Task statement ▸ Check each line of the material below, and copy it if it holds the string "цилиндрической".

Dataset entries ▸
##############################

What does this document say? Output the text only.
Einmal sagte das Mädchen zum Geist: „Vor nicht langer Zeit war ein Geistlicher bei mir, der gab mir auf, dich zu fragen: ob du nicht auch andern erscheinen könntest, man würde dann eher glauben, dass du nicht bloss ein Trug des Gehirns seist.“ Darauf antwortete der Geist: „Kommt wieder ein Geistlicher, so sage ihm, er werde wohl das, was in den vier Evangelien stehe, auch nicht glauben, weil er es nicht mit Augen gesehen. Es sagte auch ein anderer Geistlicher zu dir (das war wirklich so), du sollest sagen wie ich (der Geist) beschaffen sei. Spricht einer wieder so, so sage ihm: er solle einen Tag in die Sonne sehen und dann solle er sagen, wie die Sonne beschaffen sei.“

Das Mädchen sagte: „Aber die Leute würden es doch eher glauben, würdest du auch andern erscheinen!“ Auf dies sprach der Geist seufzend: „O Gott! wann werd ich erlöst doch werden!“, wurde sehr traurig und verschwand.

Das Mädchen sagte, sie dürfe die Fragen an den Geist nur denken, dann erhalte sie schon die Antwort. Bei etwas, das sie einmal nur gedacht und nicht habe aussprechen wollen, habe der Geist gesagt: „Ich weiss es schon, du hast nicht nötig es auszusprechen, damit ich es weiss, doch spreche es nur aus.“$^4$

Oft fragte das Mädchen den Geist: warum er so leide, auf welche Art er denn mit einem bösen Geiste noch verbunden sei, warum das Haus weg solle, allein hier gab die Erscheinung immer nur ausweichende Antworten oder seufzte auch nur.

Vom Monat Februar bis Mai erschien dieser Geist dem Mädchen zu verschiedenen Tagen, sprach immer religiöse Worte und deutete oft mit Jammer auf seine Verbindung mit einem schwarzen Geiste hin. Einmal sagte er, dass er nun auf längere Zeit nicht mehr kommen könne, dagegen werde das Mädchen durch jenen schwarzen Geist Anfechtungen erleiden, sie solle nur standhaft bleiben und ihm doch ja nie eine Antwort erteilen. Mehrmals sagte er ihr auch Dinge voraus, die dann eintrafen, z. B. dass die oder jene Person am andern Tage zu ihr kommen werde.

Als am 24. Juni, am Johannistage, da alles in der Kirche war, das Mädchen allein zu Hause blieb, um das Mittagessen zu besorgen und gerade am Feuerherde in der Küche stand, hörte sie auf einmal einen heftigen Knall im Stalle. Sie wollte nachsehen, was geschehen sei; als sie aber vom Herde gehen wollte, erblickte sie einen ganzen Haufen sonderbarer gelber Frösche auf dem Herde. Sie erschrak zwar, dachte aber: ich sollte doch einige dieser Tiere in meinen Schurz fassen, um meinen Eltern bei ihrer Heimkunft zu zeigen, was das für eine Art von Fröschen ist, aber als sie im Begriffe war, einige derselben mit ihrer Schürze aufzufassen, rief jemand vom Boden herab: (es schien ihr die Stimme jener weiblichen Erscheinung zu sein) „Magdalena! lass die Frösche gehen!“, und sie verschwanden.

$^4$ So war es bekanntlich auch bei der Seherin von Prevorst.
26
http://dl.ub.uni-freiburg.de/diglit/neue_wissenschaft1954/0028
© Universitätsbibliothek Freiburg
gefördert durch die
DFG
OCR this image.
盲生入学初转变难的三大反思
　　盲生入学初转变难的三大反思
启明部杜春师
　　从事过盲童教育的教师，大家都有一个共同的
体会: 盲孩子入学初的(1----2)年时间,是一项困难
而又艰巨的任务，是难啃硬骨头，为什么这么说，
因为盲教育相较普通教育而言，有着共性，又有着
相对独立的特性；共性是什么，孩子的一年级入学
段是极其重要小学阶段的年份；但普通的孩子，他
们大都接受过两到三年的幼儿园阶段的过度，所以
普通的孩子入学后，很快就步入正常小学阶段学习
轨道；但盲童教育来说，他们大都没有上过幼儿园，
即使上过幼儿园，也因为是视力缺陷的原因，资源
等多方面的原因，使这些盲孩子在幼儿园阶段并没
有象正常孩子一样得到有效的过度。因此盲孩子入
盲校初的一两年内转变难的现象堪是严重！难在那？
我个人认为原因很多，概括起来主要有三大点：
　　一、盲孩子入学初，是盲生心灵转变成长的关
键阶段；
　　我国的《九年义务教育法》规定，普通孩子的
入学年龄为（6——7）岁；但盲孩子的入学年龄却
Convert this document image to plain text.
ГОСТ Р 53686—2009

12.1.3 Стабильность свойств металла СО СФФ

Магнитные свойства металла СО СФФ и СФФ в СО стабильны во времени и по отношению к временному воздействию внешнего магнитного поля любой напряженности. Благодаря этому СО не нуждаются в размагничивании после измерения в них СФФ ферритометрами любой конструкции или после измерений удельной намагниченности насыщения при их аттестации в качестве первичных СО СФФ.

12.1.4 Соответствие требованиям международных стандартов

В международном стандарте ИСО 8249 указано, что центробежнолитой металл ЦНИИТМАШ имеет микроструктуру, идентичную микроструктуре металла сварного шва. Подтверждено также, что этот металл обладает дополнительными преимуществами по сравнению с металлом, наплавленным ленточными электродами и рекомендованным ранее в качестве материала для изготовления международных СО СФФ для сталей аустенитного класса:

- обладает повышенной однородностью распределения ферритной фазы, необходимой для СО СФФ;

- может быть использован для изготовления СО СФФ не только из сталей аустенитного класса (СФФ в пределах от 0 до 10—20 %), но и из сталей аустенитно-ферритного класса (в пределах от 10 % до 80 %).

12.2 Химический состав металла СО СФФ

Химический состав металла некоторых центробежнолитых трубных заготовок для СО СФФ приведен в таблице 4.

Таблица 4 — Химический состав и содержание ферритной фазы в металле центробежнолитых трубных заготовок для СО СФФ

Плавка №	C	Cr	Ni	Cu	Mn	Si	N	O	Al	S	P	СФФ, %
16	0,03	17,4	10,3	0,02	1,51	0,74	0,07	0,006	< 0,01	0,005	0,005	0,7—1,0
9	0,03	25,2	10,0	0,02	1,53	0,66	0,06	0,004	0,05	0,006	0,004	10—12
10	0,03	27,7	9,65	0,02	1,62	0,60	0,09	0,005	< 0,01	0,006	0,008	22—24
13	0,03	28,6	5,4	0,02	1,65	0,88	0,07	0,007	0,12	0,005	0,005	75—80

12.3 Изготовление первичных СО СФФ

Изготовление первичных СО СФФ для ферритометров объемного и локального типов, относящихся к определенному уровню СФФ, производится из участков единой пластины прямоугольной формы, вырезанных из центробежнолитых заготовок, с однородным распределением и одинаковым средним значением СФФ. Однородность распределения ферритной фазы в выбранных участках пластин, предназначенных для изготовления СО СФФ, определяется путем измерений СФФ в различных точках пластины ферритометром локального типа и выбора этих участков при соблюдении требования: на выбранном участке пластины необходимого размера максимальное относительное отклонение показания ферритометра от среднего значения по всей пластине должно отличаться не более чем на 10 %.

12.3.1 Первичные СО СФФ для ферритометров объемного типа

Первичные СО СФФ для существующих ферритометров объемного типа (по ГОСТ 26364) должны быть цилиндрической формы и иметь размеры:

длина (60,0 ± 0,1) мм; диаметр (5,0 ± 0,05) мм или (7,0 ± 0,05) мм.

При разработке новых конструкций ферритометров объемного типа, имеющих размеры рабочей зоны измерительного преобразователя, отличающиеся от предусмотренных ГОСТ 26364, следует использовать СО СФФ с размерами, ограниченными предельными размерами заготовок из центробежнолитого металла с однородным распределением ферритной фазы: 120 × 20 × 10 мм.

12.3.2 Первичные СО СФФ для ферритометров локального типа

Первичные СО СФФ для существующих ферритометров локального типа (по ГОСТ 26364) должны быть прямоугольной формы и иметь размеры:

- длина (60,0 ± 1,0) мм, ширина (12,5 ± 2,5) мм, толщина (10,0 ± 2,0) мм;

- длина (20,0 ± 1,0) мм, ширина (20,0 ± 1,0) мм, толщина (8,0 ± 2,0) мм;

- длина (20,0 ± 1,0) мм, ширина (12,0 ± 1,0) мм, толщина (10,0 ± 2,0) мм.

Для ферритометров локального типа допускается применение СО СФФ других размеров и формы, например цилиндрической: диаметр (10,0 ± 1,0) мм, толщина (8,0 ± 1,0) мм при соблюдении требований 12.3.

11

##############################

Response below ▸
Первичные СО СФФ для существующих ферритометров объемного типа (по ГОСТ 26364) должны быть цилиндрической формы и иметь размеры:
Для ферритометров локального типа допускается применение СО СФФ других размеров и формы, например цилиндрической: диаметр (10,0 ± 1,0) мм, толщина (8,0 ± 1,0) мм при соблюдении требований 12.3.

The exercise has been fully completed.